Task prompt
Repeat, exactly and completely, the material that follows. Omit the pictures.

Data rows
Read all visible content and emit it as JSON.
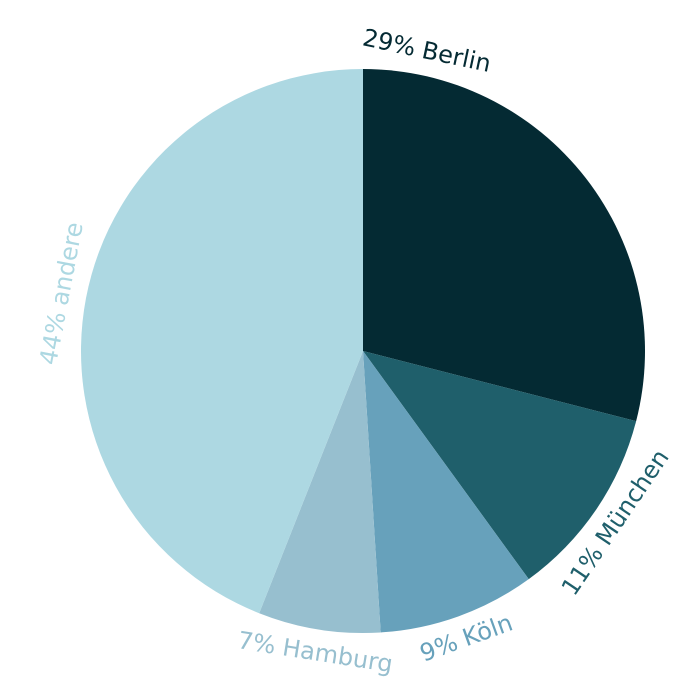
{
  "chart_data": {
    "type": "pie",
    "categories": [
      "Berlin",
      "München",
      "Köln",
      "Hamburg",
      "andere"
    ],
    "values": [
      29,
      11,
      9,
      7,
      44
    ],
    "value_labels": [
      "29%",
      "11%",
      "9%",
      "7%",
      "44%"
    ],
    "colors": [
      "#042a33",
      "#1f5f6b",
      "#67a1bb",
      "#97bfcf",
      "#add8e2"
    ]
  }
}
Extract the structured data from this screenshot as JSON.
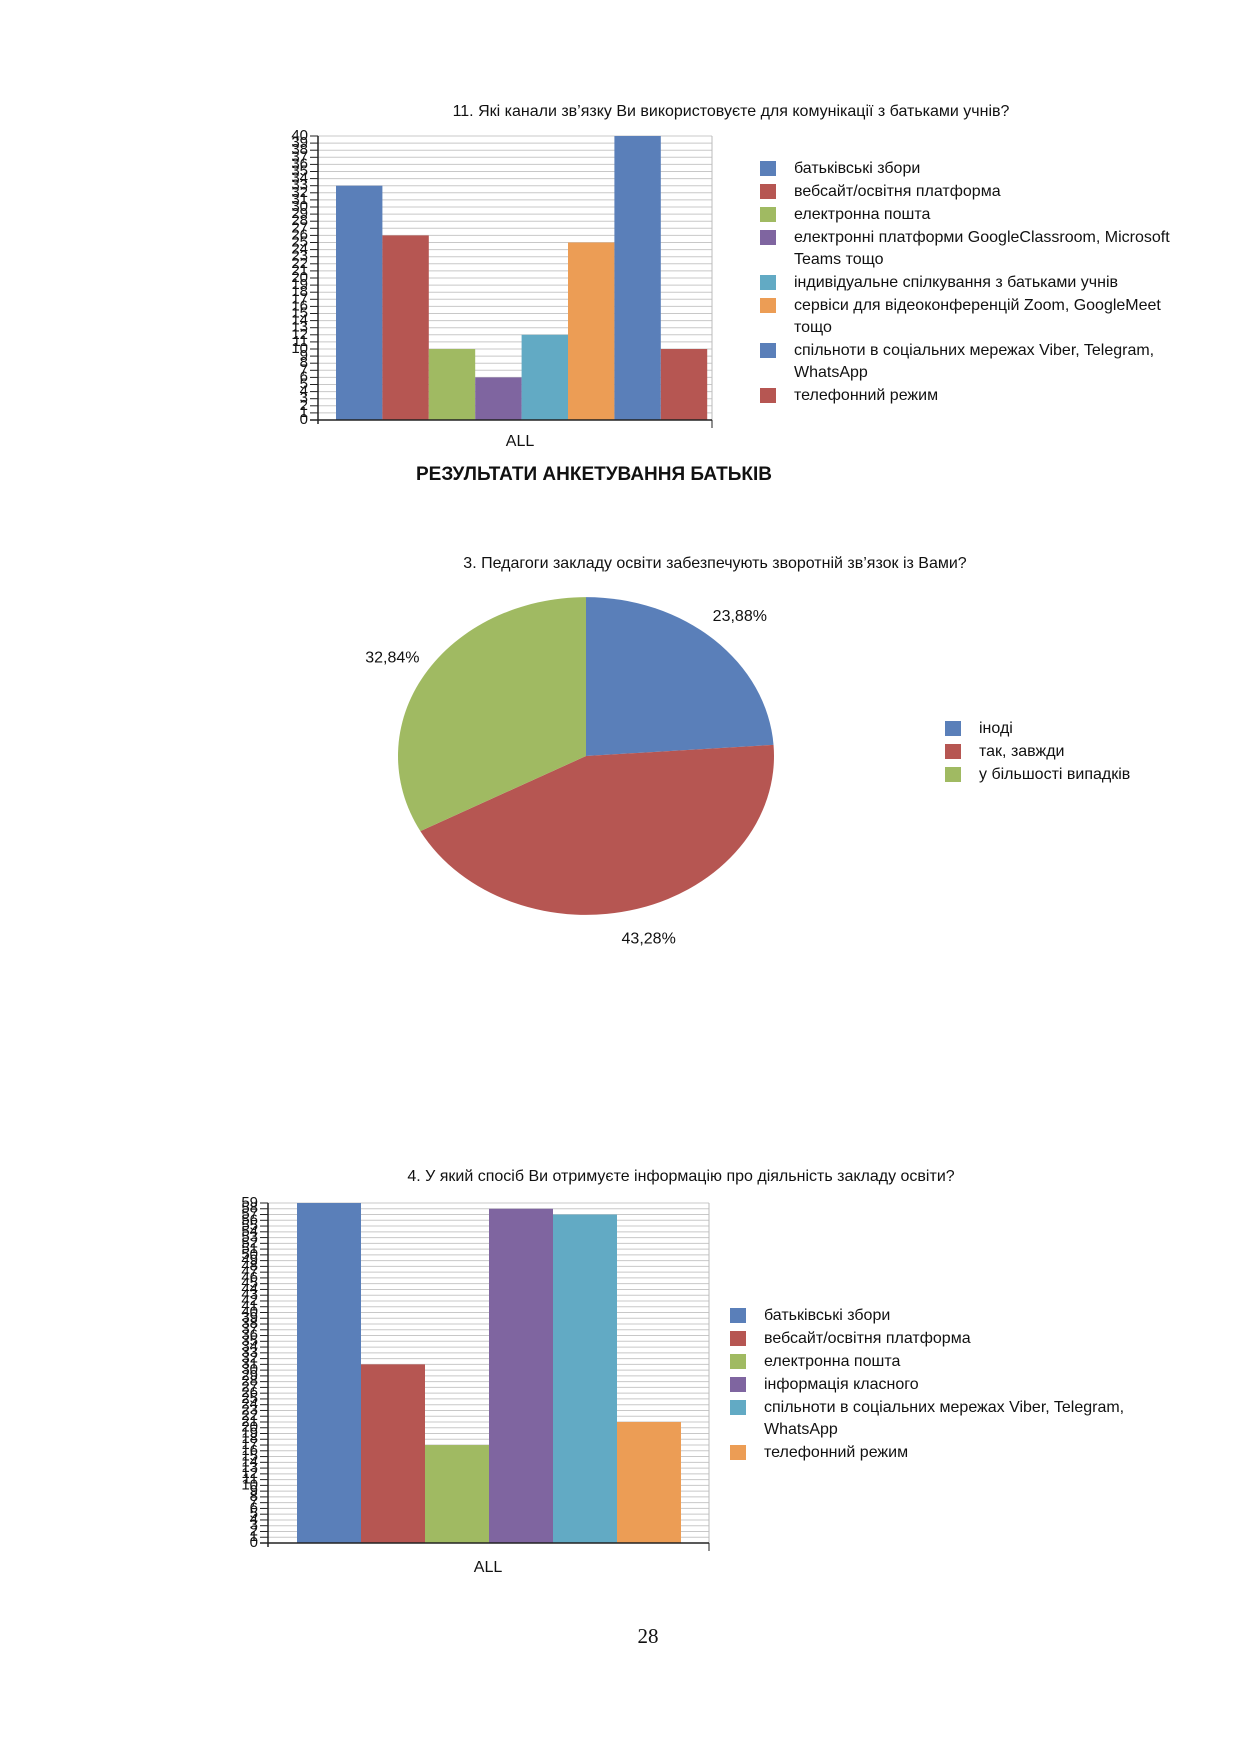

Output
Read all visible content and emit it as JSON.
{
  "chart_data": {
    "type": "pie",
    "categories": [
      "Berlin",
      "München",
      "Köln",
      "Hamburg",
      "andere"
    ],
    "values": [
      29,
      11,
      9,
      7,
      44
    ],
    "value_labels": [
      "29%",
      "11%",
      "9%",
      "7%",
      "44%"
    ],
    "colors": [
      "#042a33",
      "#1f5f6b",
      "#67a1bb",
      "#97bfcf",
      "#add8e2"
    ]
  }
}
Extract the structured data from this screenshot as JSON.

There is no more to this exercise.